Items:

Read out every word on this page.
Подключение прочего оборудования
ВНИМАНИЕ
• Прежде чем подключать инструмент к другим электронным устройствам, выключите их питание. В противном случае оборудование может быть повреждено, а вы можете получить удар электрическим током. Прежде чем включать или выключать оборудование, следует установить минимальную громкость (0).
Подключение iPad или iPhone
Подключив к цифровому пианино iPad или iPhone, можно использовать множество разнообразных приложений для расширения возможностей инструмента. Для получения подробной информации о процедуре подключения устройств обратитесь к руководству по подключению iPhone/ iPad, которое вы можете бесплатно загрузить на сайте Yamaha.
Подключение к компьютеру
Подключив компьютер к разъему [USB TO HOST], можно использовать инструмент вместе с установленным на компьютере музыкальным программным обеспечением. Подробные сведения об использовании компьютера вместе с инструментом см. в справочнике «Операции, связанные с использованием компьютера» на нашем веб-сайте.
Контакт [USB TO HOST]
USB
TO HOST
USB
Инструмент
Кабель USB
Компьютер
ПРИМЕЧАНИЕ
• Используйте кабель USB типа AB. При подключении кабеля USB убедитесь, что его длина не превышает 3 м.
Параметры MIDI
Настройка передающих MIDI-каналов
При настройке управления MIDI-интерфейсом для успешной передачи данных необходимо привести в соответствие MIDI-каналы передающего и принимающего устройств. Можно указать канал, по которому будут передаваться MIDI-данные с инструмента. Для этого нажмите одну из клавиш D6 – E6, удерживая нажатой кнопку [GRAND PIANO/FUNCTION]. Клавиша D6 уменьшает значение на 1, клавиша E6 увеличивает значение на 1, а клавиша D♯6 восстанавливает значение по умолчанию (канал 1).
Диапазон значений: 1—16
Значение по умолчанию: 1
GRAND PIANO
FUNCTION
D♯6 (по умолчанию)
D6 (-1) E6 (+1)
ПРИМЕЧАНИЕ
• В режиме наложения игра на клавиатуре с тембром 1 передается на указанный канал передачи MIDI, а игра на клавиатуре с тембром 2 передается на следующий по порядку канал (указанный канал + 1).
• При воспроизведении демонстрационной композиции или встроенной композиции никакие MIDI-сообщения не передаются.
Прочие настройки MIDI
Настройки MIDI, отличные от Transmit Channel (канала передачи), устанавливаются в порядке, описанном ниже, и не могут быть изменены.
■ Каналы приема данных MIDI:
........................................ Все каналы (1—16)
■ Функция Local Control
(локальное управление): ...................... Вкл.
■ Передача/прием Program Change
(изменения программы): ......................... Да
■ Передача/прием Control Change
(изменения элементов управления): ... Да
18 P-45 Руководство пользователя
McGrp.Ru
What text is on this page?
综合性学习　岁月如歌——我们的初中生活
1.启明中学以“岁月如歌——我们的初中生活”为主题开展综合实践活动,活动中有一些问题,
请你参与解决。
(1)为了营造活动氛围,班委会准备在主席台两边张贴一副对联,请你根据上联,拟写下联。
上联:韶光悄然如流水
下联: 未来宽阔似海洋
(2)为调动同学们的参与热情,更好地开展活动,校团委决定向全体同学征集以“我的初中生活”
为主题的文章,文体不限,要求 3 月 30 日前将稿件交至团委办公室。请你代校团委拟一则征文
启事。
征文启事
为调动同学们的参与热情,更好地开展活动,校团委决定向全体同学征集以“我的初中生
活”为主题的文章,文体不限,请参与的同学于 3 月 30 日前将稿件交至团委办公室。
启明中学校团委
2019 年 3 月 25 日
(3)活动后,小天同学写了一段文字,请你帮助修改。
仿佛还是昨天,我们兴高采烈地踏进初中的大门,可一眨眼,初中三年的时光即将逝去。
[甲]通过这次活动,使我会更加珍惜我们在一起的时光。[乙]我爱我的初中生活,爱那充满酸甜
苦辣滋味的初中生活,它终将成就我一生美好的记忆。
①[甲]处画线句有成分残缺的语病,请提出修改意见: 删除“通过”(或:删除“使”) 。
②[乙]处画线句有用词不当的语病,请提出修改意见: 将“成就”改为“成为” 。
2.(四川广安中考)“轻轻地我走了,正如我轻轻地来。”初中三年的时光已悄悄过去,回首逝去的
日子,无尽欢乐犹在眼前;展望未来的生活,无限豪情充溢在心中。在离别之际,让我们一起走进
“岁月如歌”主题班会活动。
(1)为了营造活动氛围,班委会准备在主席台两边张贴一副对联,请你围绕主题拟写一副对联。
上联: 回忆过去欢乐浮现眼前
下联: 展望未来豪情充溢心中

Challenge:
Select the lines in this material that hold the word "为调动同学们的参与热情", leaving none out.

Task result:
(2)为调动同学们的参与热情,更好地开展活动,校团委决定向全体同学征集以“我的初中生活”
为调动同学们的参与热情,更好地开展活动,校团委决定向全体同学征集以“我的初中生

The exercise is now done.